**Work to be completed**
Write out the records beneath this line exactly as they appear, minus any images.

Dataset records
___
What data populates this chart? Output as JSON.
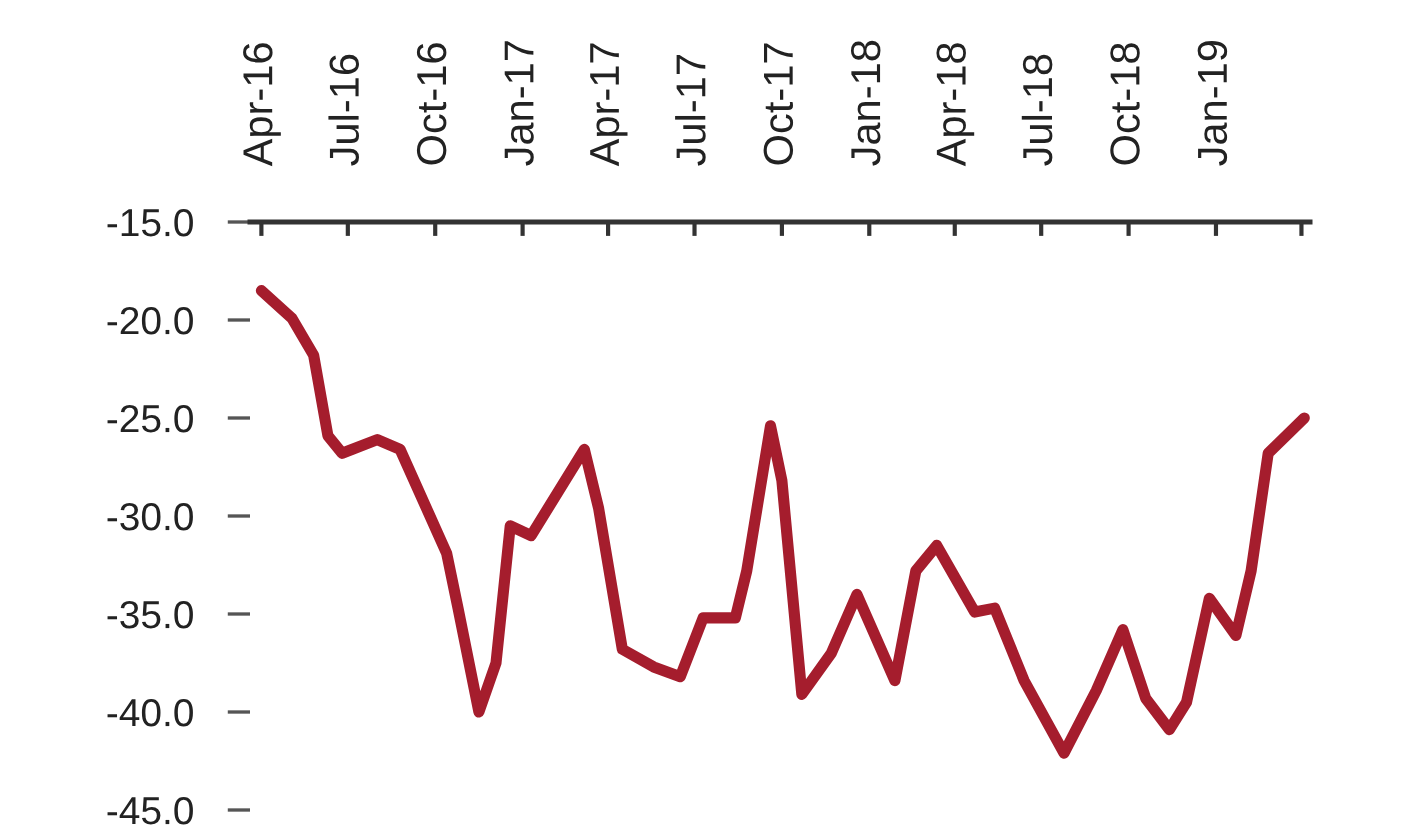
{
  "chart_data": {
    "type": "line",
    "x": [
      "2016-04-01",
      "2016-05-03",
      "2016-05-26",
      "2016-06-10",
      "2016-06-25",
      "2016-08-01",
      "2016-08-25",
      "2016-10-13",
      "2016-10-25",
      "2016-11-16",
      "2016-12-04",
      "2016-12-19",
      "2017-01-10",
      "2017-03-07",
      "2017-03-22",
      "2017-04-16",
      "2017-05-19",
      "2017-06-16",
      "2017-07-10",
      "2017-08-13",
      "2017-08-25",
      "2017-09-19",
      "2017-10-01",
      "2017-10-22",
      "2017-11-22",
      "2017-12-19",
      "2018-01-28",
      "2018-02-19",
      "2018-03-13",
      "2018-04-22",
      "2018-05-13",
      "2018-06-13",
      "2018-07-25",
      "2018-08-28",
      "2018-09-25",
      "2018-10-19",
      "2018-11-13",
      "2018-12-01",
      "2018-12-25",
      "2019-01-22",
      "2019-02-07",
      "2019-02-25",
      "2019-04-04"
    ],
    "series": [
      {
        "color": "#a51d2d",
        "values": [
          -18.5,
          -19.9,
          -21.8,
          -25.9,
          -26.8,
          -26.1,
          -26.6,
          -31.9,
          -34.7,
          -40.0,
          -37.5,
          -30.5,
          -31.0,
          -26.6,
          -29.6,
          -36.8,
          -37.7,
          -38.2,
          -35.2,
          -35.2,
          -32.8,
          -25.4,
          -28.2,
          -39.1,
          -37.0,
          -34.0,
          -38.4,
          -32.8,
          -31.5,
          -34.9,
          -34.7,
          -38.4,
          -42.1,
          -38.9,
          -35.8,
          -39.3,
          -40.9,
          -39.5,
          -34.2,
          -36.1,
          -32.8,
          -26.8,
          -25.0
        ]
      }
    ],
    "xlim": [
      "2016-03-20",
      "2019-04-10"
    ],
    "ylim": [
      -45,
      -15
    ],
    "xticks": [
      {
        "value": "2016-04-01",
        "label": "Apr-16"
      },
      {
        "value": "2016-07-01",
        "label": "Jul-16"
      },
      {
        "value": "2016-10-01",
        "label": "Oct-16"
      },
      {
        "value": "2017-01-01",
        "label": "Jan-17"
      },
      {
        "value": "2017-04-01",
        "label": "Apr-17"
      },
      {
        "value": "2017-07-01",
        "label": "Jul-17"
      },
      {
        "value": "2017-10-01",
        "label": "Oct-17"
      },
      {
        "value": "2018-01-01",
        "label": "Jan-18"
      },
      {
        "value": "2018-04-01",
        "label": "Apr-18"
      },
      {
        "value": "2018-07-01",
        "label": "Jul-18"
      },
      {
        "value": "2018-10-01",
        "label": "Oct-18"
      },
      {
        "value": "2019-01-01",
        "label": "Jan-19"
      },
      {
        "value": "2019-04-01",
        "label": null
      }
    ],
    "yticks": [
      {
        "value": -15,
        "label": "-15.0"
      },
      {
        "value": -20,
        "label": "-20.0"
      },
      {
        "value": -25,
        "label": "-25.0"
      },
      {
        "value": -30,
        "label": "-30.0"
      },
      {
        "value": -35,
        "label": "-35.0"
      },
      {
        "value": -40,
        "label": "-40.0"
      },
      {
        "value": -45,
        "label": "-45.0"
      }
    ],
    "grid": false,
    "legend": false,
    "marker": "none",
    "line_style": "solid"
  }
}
___
**Answer to this problem**
What data populates this chart? Output as JSON.
{
  "chart_data": {
    "type": "line",
    "x": [
      "2016-04-01",
      "2016-05-03",
      "2016-05-26",
      "2016-06-10",
      "2016-06-25",
      "2016-08-01",
      "2016-08-25",
      "2016-10-13",
      "2016-10-25",
      "2016-11-16",
      "2016-12-04",
      "2016-12-19",
      "2017-01-10",
      "2017-03-07",
      "2017-03-22",
      "2017-04-16",
      "2017-05-19",
      "2017-06-16",
      "2017-07-10",
      "2017-08-13",
      "2017-08-25",
      "2017-09-19",
      "2017-10-01",
      "2017-10-22",
      "2017-11-22",
      "2017-12-19",
      "2018-01-28",
      "2018-02-19",
      "2018-03-13",
      "2018-04-22",
      "2018-05-13",
      "2018-06-13",
      "2018-07-25",
      "2018-08-28",
      "2018-09-25",
      "2018-10-19",
      "2018-11-13",
      "2018-12-01",
      "2018-12-25",
      "2019-01-22",
      "2019-02-07",
      "2019-02-25",
      "2019-04-04"
    ],
    "series": [
      {
        "color": "#a51d2d",
        "values": [
          -18.5,
          -19.9,
          -21.8,
          -25.9,
          -26.8,
          -26.1,
          -26.6,
          -31.9,
          -34.7,
          -40.0,
          -37.5,
          -30.5,
          -31.0,
          -26.6,
          -29.6,
          -36.8,
          -37.7,
          -38.2,
          -35.2,
          -35.2,
          -32.8,
          -25.4,
          -28.2,
          -39.1,
          -37.0,
          -34.0,
          -38.4,
          -32.8,
          -31.5,
          -34.9,
          -34.7,
          -38.4,
          -42.1,
          -38.9,
          -35.8,
          -39.3,
          -40.9,
          -39.5,
          -34.2,
          -36.1,
          -32.8,
          -26.8,
          -25.0
        ]
      }
    ],
    "xlim": [
      "2016-03-20",
      "2019-04-10"
    ],
    "ylim": [
      -45,
      -15
    ],
    "xticks": [
      {
        "value": "2016-04-01",
        "label": "Apr-16"
      },
      {
        "value": "2016-07-01",
        "label": "Jul-16"
      },
      {
        "value": "2016-10-01",
        "label": "Oct-16"
      },
      {
        "value": "2017-01-01",
        "label": "Jan-17"
      },
      {
        "value": "2017-04-01",
        "label": "Apr-17"
      },
      {
        "value": "2017-07-01",
        "label": "Jul-17"
      },
      {
        "value": "2017-10-01",
        "label": "Oct-17"
      },
      {
        "value": "2018-01-01",
        "label": "Jan-18"
      },
      {
        "value": "2018-04-01",
        "label": "Apr-18"
      },
      {
        "value": "2018-07-01",
        "label": "Jul-18"
      },
      {
        "value": "2018-10-01",
        "label": "Oct-18"
      },
      {
        "value": "2019-01-01",
        "label": "Jan-19"
      },
      {
        "value": "2019-04-01",
        "label": null
      }
    ],
    "yticks": [
      {
        "value": -15,
        "label": "-15.0"
      },
      {
        "value": -20,
        "label": "-20.0"
      },
      {
        "value": -25,
        "label": "-25.0"
      },
      {
        "value": -30,
        "label": "-30.0"
      },
      {
        "value": -35,
        "label": "-35.0"
      },
      {
        "value": -40,
        "label": "-40.0"
      },
      {
        "value": -45,
        "label": "-45.0"
      }
    ],
    "grid": false,
    "legend": false,
    "marker": "none",
    "line_style": "solid"
  }
}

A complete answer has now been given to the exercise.